# WHAT IS BEING ASKED
Copy out, from the entries below, each line holding the string "buildings".

[start DATASET]

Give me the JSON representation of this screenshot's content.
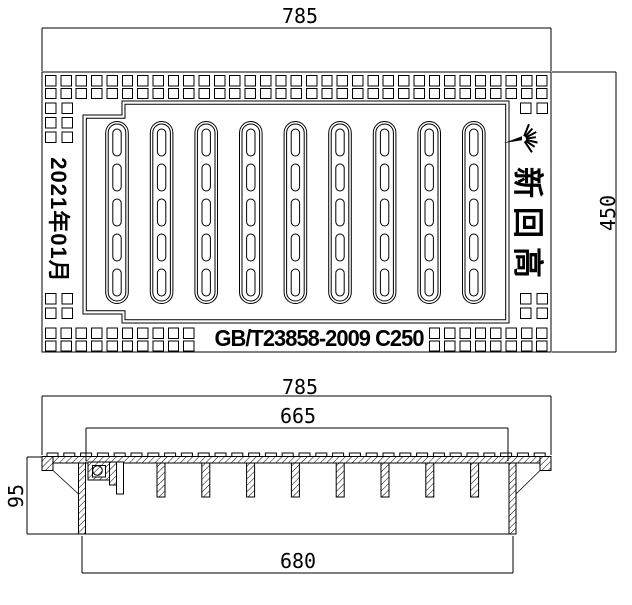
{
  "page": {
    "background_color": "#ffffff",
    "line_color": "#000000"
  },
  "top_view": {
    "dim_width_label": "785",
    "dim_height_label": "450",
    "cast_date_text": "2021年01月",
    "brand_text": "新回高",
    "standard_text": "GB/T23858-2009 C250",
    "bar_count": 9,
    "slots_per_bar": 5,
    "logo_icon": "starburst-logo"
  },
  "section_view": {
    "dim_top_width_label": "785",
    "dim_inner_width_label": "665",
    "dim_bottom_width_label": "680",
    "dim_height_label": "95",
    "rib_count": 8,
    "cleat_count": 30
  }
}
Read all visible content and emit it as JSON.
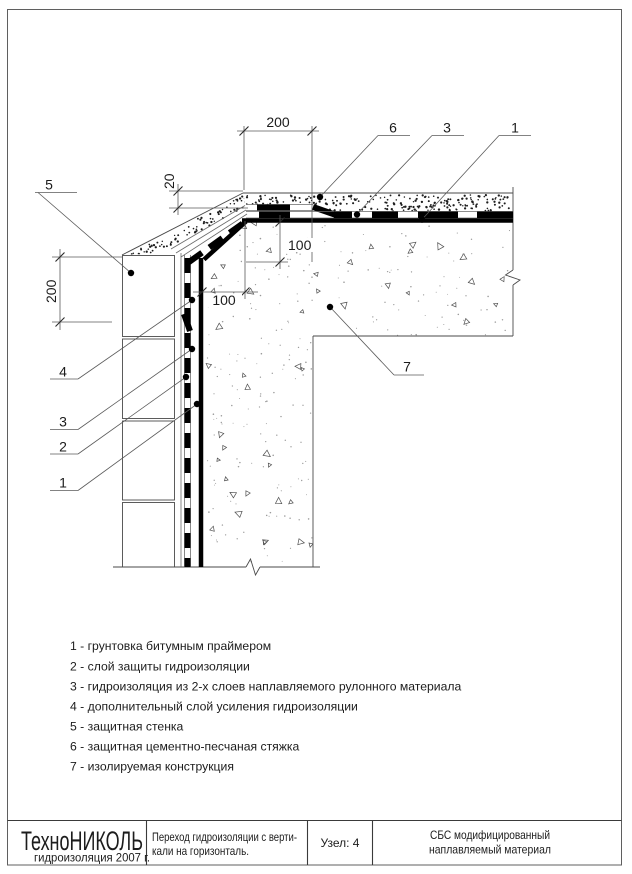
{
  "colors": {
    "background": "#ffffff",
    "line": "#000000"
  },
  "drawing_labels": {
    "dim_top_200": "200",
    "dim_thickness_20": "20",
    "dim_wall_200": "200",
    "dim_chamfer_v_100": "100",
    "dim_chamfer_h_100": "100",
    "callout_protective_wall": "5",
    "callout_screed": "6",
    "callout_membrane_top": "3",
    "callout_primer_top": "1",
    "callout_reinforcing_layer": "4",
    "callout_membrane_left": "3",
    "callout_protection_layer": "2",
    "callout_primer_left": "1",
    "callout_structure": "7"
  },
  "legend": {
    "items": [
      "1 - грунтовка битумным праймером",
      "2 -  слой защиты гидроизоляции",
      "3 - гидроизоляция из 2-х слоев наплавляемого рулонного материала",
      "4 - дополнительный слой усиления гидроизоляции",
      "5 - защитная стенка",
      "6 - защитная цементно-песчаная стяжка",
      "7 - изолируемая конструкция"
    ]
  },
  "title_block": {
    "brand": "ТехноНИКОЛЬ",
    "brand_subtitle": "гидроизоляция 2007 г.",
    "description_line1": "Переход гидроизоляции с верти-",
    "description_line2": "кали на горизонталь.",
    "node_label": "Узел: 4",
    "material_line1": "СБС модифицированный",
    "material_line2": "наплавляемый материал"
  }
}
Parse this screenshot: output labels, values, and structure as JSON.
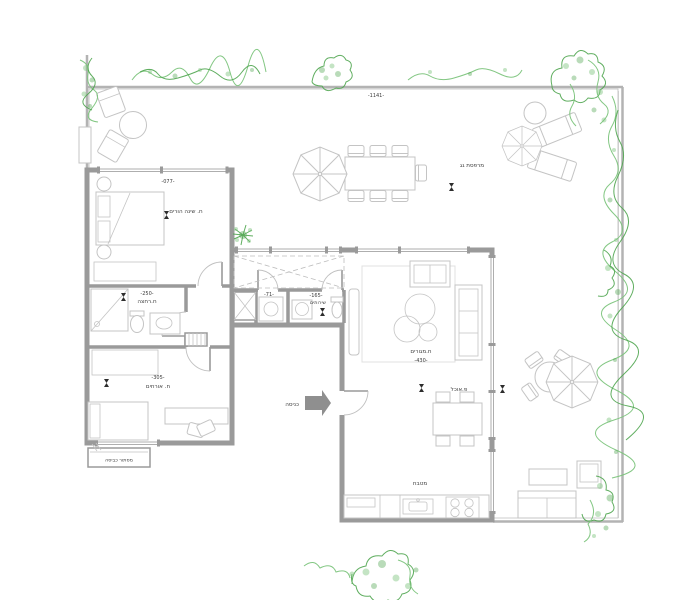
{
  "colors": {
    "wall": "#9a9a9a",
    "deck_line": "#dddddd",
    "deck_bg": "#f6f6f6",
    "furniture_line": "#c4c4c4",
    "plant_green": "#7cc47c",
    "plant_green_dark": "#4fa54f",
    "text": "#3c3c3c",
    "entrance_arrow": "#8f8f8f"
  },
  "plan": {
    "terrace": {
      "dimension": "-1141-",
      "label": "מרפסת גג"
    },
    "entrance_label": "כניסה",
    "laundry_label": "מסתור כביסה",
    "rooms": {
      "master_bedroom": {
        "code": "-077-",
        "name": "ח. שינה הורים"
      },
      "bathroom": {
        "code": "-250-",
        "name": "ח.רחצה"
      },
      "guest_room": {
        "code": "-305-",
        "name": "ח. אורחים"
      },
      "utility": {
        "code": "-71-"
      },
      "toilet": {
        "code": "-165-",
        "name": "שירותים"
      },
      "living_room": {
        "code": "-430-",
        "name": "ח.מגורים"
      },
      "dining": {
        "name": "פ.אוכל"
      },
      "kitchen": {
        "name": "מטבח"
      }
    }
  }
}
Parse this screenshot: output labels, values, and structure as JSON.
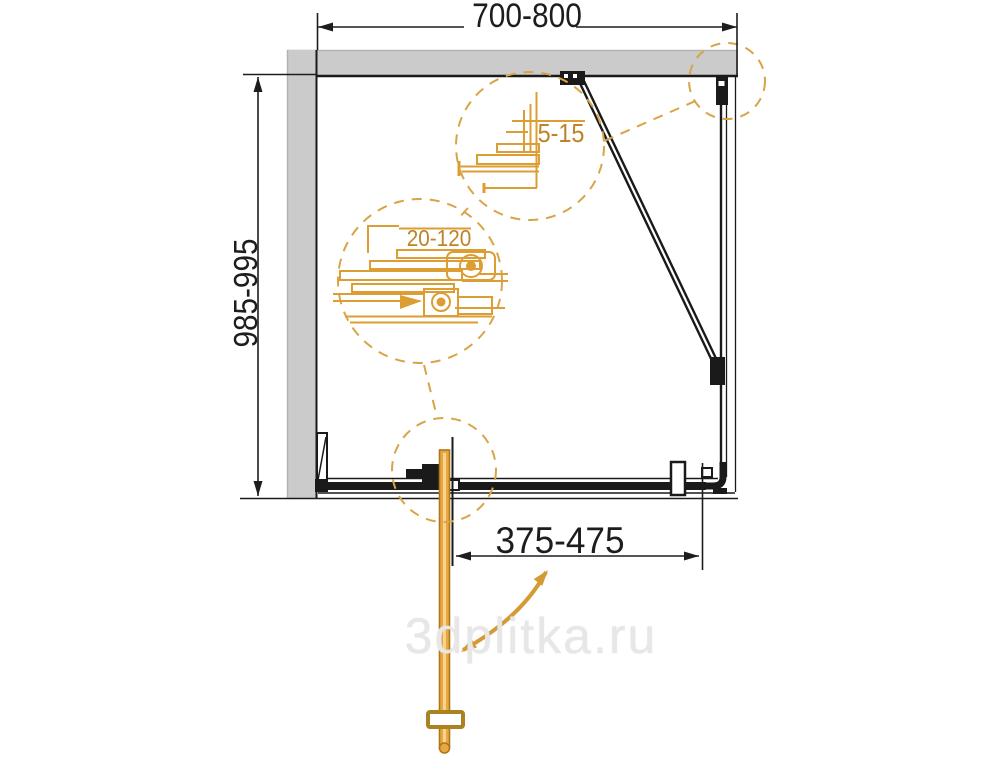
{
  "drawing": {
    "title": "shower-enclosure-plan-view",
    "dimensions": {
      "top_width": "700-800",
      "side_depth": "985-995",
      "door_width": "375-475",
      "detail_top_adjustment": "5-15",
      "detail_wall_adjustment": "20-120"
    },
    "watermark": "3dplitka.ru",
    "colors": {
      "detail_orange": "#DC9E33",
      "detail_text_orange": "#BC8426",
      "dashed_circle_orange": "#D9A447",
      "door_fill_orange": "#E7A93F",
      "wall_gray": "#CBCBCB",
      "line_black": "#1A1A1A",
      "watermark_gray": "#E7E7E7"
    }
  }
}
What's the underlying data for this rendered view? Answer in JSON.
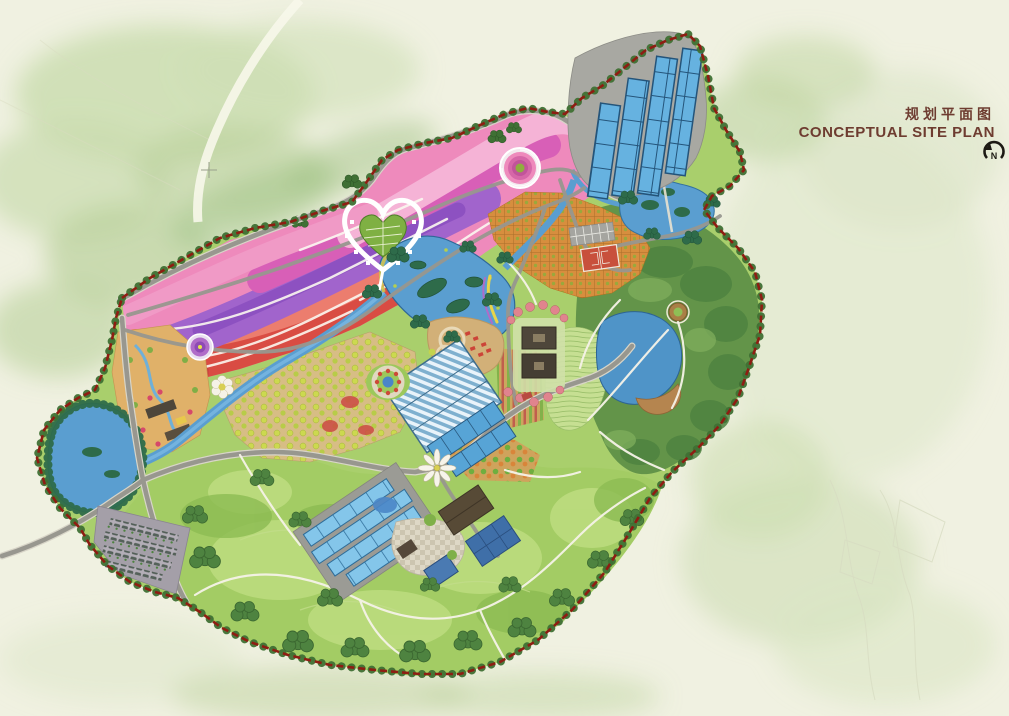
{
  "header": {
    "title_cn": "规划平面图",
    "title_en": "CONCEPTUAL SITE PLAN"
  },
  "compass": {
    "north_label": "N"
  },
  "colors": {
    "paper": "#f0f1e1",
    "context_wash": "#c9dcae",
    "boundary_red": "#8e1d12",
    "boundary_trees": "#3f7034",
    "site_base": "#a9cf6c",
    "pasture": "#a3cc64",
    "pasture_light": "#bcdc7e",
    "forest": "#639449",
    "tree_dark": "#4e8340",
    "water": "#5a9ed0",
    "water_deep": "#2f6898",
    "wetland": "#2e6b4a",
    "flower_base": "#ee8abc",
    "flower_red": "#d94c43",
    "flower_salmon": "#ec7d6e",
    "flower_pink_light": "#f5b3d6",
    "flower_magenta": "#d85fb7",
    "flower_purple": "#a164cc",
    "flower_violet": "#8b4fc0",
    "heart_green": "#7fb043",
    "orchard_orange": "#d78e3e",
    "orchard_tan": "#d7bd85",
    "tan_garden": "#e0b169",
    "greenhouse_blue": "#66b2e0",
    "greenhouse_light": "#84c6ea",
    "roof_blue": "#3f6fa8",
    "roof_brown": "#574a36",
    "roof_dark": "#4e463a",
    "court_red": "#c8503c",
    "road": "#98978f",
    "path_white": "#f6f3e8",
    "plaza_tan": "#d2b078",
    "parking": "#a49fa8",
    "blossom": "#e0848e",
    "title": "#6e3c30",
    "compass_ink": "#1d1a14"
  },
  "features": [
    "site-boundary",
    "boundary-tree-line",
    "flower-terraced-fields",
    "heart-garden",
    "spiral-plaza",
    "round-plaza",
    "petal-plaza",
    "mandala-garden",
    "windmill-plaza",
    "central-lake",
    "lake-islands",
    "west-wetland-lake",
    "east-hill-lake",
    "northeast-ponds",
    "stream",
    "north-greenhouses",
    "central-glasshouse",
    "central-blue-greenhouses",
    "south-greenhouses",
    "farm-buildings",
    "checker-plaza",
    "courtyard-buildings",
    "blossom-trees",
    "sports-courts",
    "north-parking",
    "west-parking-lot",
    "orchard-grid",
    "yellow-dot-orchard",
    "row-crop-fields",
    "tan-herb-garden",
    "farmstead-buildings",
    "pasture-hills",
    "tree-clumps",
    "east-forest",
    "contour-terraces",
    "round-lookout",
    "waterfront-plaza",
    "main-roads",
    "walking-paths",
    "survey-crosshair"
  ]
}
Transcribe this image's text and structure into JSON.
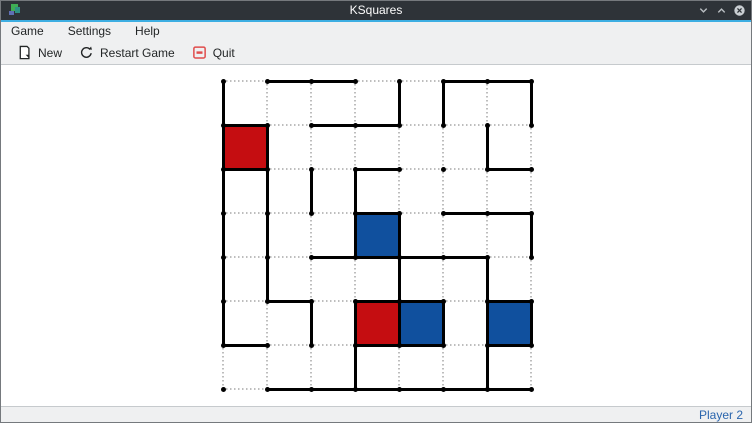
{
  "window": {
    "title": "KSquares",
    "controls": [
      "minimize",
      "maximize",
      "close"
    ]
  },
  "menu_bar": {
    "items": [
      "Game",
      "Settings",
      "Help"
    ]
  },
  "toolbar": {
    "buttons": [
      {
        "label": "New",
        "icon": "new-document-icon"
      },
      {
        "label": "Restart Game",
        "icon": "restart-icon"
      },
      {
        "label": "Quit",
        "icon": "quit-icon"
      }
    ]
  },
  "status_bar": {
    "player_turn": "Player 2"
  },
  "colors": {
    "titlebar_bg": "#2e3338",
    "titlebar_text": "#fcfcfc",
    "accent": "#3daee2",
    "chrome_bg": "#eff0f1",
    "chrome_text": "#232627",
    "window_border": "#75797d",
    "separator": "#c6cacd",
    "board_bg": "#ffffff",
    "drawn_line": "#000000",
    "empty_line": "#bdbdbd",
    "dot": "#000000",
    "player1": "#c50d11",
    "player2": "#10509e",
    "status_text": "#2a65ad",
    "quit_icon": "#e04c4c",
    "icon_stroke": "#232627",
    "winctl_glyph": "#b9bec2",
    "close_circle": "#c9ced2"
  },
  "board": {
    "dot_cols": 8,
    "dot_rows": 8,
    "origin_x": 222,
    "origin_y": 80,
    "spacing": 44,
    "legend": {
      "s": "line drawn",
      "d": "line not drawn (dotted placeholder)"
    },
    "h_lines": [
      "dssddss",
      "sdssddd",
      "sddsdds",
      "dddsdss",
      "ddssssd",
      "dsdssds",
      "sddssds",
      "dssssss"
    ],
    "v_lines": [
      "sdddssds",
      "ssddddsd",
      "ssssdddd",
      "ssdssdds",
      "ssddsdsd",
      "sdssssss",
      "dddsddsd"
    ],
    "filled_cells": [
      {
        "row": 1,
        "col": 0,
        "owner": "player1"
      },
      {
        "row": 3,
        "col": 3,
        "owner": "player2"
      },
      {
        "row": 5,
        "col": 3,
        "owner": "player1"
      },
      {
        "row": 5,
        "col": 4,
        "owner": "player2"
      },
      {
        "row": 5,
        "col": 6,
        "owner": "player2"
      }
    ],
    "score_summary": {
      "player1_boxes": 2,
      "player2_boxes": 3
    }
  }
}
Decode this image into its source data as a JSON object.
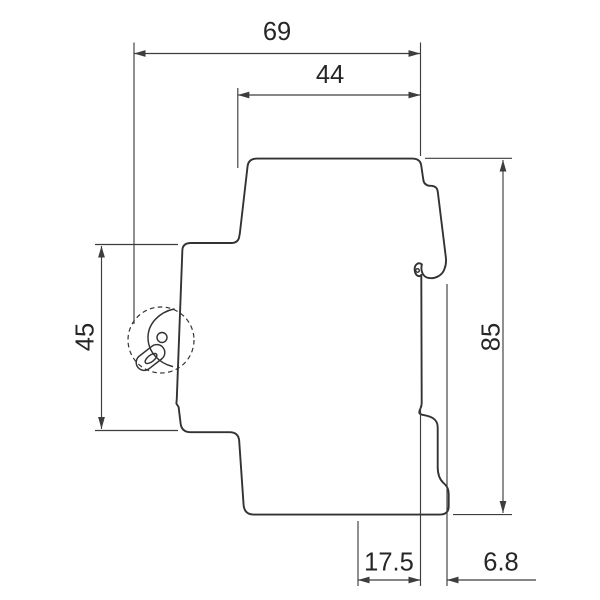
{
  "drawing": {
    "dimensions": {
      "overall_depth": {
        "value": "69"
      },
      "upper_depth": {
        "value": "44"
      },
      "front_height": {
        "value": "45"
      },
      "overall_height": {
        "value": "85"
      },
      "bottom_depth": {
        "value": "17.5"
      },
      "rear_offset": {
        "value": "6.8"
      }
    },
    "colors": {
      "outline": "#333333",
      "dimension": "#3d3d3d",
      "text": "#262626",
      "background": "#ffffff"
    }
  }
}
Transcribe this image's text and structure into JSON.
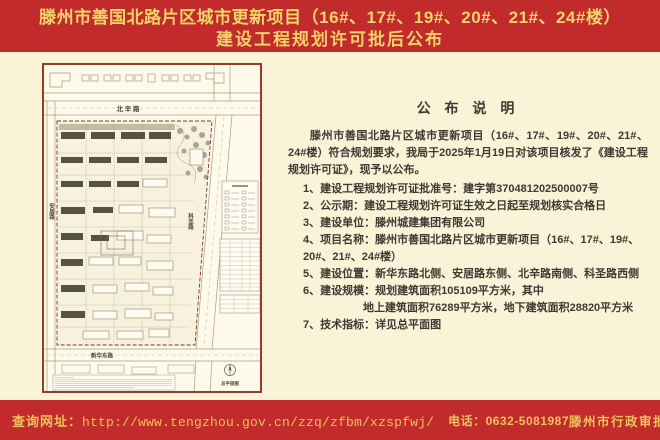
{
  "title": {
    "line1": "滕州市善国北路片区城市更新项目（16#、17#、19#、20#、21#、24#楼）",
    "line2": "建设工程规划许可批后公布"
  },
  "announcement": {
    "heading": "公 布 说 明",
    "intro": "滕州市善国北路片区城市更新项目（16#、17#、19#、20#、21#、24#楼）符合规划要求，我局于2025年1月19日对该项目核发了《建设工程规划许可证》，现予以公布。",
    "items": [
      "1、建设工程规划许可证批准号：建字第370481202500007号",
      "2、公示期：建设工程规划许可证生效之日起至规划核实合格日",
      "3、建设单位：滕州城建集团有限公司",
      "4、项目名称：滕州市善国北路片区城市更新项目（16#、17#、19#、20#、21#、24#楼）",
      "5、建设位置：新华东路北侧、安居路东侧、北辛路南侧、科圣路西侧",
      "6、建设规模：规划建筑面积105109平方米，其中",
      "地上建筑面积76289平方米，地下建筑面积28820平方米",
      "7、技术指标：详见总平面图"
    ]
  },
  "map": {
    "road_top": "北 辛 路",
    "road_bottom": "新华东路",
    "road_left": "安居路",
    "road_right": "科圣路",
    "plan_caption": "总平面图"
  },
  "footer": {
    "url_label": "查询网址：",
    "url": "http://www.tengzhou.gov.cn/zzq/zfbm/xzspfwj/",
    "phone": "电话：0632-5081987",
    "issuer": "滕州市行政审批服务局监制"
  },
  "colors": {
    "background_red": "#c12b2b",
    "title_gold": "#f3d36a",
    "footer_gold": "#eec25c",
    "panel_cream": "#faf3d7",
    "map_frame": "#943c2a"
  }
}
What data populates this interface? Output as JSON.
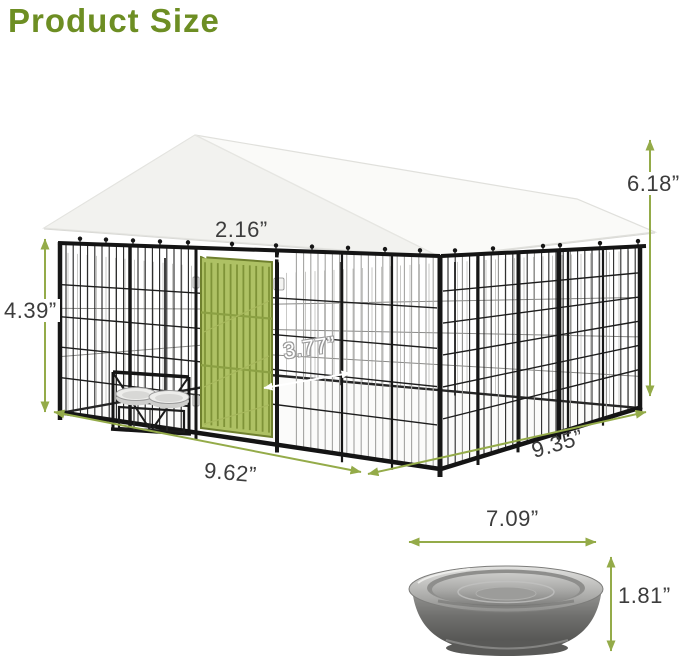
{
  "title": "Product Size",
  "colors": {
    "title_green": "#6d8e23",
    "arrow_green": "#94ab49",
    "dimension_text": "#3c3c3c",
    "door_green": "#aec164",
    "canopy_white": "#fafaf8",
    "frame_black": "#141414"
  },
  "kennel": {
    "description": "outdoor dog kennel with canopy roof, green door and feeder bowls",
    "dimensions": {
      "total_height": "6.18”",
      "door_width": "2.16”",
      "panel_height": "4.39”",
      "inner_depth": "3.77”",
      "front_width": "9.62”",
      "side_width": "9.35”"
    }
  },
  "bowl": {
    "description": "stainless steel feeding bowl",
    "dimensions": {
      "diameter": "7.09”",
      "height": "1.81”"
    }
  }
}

[end DATASET]

# TASK OUTPUT
    "farm-buildings",
    "courtyard-buildings",
    "farmstead-buildings",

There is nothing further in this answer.